Data shown
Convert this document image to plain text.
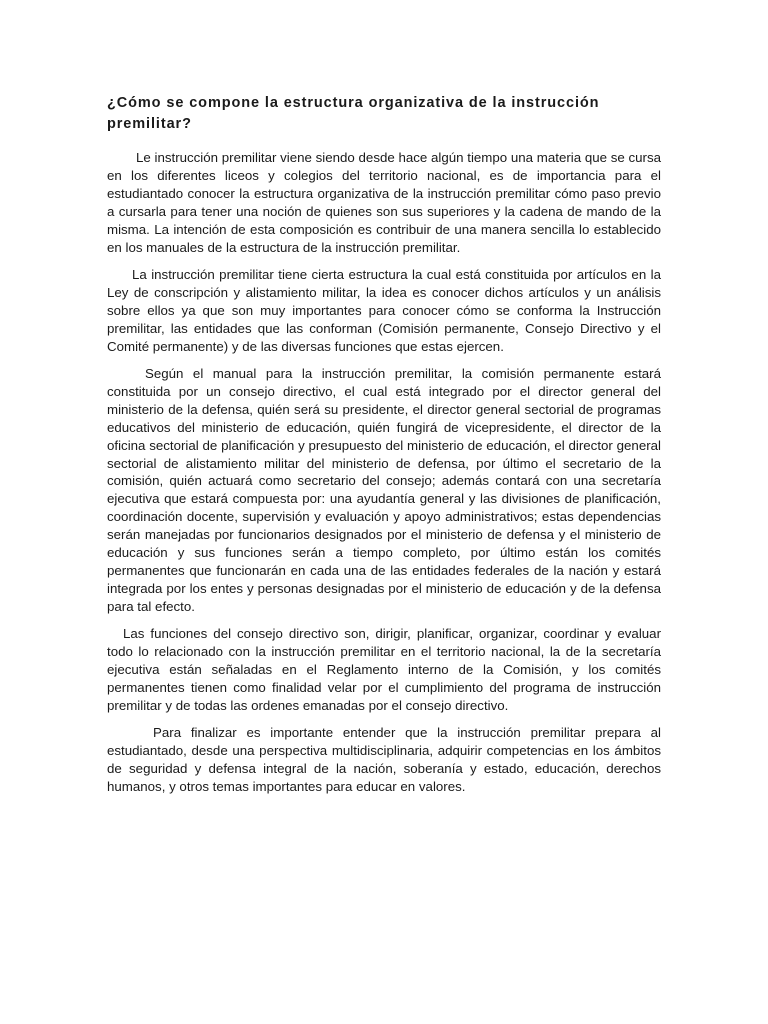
¿Cómo se compone la estructura organizativa de la instrucción premilitar?

Le instrucción premilitar viene siendo desde hace algún tiempo una materia que se cursa en los diferentes liceos y colegios del territorio nacional, es de importancia para el estudiantado conocer la estructura organizativa de la instrucción premilitar cómo paso previo a cursarla para tener una noción de quienes son sus superiores y la cadena de mando de la misma. La intención de esta composición es contribuir de una manera sencilla lo establecido en los manuales de la estructura de la instrucción premilitar.

La instrucción premilitar tiene cierta estructura la cual está constituida por artículos en la Ley de conscripción y alistamiento militar, la idea es conocer dichos artículos y un análisis sobre ellos ya que son muy importantes para conocer cómo se conforma la Instrucción premilitar, las entidades que las conforman (Comisión permanente, Consejo Directivo y el Comité permanente) y de las diversas funciones que estas ejercen.

Según el manual para la instrucción premilitar, la comisión permanente estará constituida por un consejo directivo, el cual está integrado por el director general del ministerio de la defensa, quién será su presidente, el director general sectorial de programas educativos del ministerio de educación, quién fungirá de vicepresidente, el director de la oficina sectorial de planificación y presupuesto del ministerio de educación, el director general sectorial de alistamiento militar del ministerio de defensa, por último el secretario de la comisión, quién actuará como secretario del consejo; además contará con una secretaría ejecutiva que estará compuesta por: una ayudantía general y las divisiones de planificación, coordinación docente, supervisión y evaluación y apoyo administrativos; estas dependencias serán manejadas por funcionarios designados por el ministerio de defensa y el ministerio de educación y sus funciones serán a tiempo completo, por último están los comités permanentes que funcionarán en cada una de las entidades federales de la nación y estará integrada por los entes y personas designadas por el ministerio de educación y de la defensa para tal efecto.

Las funciones del consejo directivo son, dirigir, planificar, organizar, coordinar y evaluar todo lo relacionado con la instrucción premilitar en el territorio nacional, la de la secretaría ejecutiva están señaladas en el Reglamento interno de la Comisión, y los comités permanentes tienen como finalidad velar por el cumplimiento del programa de instrucción premilitar y de todas las ordenes emanadas por el consejo directivo.

Para finalizar es importante entender que la instrucción premilitar prepara al estudiantado, desde una perspectiva multidisciplinaria, adquirir competencias en los ámbitos de seguridad y defensa integral de la nación, soberanía y estado, educación, derechos humanos, y otros temas importantes para educar en valores.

Stated problem
With the pictures left out, transcribe the material exactly.

Expected answer
Convert this document image to plain text.
¿Cómo se compone la estructura organizativa de la instrucción premilitar?

Le instrucción premilitar viene siendo desde hace algún tiempo una materia que se cursa en los diferentes liceos y colegios del territorio nacional, es de importancia para el estudiantado conocer la estructura organizativa de la instrucción premilitar cómo paso previo a cursarla para tener una noción de quienes son sus superiores y la cadena de mando de la misma. La intención de esta composición es contribuir de una manera sencilla lo establecido en los manuales de la estructura de la instrucción premilitar.

La instrucción premilitar tiene cierta estructura la cual está constituida por artículos en la Ley de conscripción y alistamiento militar, la idea es conocer dichos artículos y un análisis sobre ellos ya que son muy importantes para conocer cómo se conforma la Instrucción premilitar, las entidades que las conforman (Comisión permanente, Consejo Directivo y el Comité permanente) y de las diversas funciones que estas ejercen.

Según el manual para la instrucción premilitar, la comisión permanente estará constituida por un consejo directivo, el cual está integrado por el director general del ministerio de la defensa, quién será su presidente, el director general sectorial de programas educativos del ministerio de educación, quién fungirá de vicepresidente, el director de la oficina sectorial de planificación y presupuesto del ministerio de educación, el director general sectorial de alistamiento militar del ministerio de defensa, por último el secretario de la comisión, quién actuará como secretario del consejo; además contará con una secretaría ejecutiva que estará compuesta por: una ayudantía general y las divisiones de planificación, coordinación docente, supervisión y evaluación y apoyo administrativos; estas dependencias serán manejadas por funcionarios designados por el ministerio de defensa y el ministerio de educación y sus funciones serán a tiempo completo, por último están los comités permanentes que funcionarán en cada una de las entidades federales de la nación y estará integrada por los entes y personas designadas por el ministerio de educación y de la defensa para tal efecto.

Las funciones del consejo directivo son, dirigir, planificar, organizar, coordinar y evaluar todo lo relacionado con la instrucción premilitar en el territorio nacional, la de la secretaría ejecutiva están señaladas en el Reglamento interno de la Comisión, y los comités permanentes tienen como finalidad velar por el cumplimiento del programa de instrucción premilitar y de todas las ordenes emanadas por el consejo directivo.

Para finalizar es importante entender que la instrucción premilitar prepara al estudiantado, desde una perspectiva multidisciplinaria, adquirir competencias en los ámbitos de seguridad y defensa integral de la nación, soberanía y estado, educación, derechos humanos, y otros temas importantes para educar en valores.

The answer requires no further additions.